Data items
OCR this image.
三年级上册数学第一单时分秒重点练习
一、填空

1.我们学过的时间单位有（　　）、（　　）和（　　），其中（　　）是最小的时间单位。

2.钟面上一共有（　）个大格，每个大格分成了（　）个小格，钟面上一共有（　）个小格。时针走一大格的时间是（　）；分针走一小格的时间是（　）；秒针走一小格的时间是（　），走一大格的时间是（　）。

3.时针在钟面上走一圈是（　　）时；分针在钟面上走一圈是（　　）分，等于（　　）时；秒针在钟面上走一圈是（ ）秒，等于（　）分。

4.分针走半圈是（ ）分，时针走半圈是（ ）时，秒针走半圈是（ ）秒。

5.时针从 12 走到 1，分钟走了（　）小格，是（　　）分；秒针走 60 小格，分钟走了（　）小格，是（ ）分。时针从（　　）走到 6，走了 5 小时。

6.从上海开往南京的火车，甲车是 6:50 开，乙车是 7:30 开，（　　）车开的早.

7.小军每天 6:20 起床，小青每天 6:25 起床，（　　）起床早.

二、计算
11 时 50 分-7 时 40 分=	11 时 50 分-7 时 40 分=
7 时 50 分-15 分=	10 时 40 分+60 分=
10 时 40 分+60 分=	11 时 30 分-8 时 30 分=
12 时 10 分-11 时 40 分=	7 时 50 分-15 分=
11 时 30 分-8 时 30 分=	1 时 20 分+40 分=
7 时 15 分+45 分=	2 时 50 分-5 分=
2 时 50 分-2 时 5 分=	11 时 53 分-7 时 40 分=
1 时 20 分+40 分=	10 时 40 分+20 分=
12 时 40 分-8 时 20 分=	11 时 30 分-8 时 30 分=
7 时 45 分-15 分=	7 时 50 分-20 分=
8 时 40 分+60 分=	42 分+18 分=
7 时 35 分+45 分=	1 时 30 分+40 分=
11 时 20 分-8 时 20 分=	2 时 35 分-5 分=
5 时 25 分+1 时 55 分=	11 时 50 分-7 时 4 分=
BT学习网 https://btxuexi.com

### YOUR OBJECTIVE
Print the material above once more, exactly.

### REPLY TO THE TASK
OCR this image.
三年级上册数学第一单时分秒重点练习
一、填空

1.我们学过的时间单位有（　　）、（　　）和（　　），其中（　　）是最小的时间单位。

2.钟面上一共有（　）个大格，每个大格分成了（　）个小格，钟面上一共有（　）个小格。时针走一大格的时间是（　）；分针走一小格的时间是（　）；秒针走一小格的时间是（　），走一大格的时间是（　）。

3.时针在钟面上走一圈是（　　）时；分针在钟面上走一圈是（　　）分，等于（　　）时；秒针在钟面上走一圈是（ ）秒，等于（　）分。

4.分针走半圈是（ ）分，时针走半圈是（ ）时，秒针走半圈是（ ）秒。

5.时针从 12 走到 1，分钟走了（　）小格，是（　　）分；秒针走 60 小格，分钟走了（　）小格，是（ ）分。时针从（　　）走到 6，走了 5 小时。

6.从上海开往南京的火车，甲车是 6:50 开，乙车是 7:30 开，（　　）车开的早.

7.小军每天 6:20 起床，小青每天 6:25 起床，（　　）起床早.

二、计算
11 时 50 分-7 时 40 分=	11 时 50 分-7 时 40 分=
7 时 50 分-15 分=	10 时 40 分+60 分=
10 时 40 分+60 分=	11 时 30 分-8 时 30 分=
12 时 10 分-11 时 40 分=	7 时 50 分-15 分=
11 时 30 分-8 时 30 分=	1 时 20 分+40 分=
7 时 15 分+45 分=	2 时 50 分-5 分=
2 时 50 分-2 时 5 分=	11 时 53 分-7 时 40 分=
1 时 20 分+40 分=	10 时 40 分+20 分=
12 时 40 分-8 时 20 分=	11 时 30 分-8 时 30 分=
7 时 45 分-15 分=	7 时 50 分-20 分=
8 时 40 分+60 分=	42 分+18 分=
7 时 35 分+45 分=	1 时 30 分+40 分=
11 时 20 分-8 时 20 分=	2 时 35 分-5 分=
5 时 25 分+1 时 55 分=	11 时 50 分-7 时 4 分=
BT学习网 https://btxuexi.com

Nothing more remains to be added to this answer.